## [Entries shown]
- - - - - - -
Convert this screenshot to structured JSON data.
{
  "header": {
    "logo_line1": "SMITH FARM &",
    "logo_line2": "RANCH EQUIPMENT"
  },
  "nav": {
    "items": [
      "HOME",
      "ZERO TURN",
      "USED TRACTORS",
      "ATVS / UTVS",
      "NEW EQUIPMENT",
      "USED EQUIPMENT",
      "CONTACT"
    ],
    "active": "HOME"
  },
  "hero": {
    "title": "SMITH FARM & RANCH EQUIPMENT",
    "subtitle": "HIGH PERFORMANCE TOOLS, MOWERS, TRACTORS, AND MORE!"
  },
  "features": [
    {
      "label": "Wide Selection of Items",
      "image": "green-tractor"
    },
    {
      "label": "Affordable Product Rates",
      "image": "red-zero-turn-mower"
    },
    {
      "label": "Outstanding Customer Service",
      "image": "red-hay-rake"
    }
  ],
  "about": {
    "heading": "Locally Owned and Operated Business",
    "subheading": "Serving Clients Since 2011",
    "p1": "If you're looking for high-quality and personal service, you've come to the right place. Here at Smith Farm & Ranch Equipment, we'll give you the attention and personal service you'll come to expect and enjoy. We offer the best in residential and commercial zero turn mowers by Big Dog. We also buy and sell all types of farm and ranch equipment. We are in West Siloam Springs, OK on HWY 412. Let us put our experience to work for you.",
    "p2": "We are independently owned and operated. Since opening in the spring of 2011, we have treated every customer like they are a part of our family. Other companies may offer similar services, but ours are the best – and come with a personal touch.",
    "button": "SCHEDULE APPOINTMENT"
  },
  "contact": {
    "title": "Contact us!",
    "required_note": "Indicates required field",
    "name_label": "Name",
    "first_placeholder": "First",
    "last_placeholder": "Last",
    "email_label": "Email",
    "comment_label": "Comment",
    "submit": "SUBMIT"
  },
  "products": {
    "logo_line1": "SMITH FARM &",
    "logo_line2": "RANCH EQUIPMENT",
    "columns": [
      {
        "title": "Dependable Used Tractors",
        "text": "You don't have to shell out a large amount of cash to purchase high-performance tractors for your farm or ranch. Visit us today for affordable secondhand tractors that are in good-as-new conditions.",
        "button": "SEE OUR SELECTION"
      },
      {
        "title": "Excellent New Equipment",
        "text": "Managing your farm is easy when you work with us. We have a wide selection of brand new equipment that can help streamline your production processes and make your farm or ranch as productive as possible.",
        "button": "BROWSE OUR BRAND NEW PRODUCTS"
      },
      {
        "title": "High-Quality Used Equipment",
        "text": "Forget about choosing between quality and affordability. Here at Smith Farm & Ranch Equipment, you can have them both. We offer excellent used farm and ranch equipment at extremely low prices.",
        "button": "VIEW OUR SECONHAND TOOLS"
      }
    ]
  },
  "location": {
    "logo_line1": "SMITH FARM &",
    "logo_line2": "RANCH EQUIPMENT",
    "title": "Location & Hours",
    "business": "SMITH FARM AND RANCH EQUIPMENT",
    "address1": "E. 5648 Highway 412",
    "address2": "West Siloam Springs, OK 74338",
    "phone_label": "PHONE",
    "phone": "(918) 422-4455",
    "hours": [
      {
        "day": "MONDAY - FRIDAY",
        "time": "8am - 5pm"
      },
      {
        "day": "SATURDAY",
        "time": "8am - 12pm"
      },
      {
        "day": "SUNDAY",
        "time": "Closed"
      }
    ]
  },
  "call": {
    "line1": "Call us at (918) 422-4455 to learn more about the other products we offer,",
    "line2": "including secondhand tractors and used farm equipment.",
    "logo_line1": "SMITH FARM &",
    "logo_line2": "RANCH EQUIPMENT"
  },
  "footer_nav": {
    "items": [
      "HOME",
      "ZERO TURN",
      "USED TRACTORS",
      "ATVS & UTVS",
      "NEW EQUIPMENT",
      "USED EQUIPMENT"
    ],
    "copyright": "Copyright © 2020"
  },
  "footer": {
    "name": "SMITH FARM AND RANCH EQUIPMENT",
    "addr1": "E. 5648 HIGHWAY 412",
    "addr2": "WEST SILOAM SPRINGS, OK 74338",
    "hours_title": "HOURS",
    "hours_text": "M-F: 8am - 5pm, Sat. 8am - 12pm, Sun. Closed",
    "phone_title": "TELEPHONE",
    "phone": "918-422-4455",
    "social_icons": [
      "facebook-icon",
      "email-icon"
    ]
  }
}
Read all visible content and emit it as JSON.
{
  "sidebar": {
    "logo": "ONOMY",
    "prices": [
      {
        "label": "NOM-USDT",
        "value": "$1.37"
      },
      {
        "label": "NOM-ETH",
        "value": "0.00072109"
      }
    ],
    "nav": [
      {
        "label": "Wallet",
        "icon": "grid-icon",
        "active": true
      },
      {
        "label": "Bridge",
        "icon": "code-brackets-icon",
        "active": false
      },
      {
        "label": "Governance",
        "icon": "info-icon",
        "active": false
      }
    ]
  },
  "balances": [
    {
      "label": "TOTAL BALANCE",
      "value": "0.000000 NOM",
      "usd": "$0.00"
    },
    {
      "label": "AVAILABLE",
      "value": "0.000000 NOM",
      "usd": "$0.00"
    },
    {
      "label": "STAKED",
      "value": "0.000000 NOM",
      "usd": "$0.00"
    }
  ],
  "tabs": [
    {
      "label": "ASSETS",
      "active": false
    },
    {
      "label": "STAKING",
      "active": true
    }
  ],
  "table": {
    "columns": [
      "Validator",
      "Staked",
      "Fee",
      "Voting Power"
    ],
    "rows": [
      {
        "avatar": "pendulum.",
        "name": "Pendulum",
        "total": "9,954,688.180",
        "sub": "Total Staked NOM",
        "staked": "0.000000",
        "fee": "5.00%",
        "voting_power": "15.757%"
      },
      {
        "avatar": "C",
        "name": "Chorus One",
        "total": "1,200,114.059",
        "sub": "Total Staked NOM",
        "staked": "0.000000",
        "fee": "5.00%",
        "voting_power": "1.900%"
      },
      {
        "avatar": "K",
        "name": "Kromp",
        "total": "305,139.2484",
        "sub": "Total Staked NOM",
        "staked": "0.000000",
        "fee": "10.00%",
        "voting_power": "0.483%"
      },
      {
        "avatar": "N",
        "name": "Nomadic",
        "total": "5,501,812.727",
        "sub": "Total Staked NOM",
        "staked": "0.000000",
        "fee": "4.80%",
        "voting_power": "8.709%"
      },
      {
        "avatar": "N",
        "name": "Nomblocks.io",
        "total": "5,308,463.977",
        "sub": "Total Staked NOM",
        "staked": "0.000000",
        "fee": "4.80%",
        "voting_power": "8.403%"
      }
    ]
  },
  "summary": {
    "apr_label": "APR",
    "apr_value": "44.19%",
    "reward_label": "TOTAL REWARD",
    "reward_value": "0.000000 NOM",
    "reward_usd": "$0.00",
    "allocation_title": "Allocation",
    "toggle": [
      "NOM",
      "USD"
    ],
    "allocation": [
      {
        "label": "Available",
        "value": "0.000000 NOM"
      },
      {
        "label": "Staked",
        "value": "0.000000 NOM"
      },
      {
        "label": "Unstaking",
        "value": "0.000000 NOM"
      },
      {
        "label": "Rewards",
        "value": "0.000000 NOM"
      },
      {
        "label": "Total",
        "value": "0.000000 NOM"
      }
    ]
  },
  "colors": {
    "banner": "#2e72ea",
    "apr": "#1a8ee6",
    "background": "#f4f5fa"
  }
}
- - - - - - -
## [What is needed]
Copy each line containing the word "avatar" from the data.

## [Exercise answer]
        "avatar": "pendulum.",
        "avatar": "C",
        "avatar": "K",
        "avatar": "N",
        "avatar": "N",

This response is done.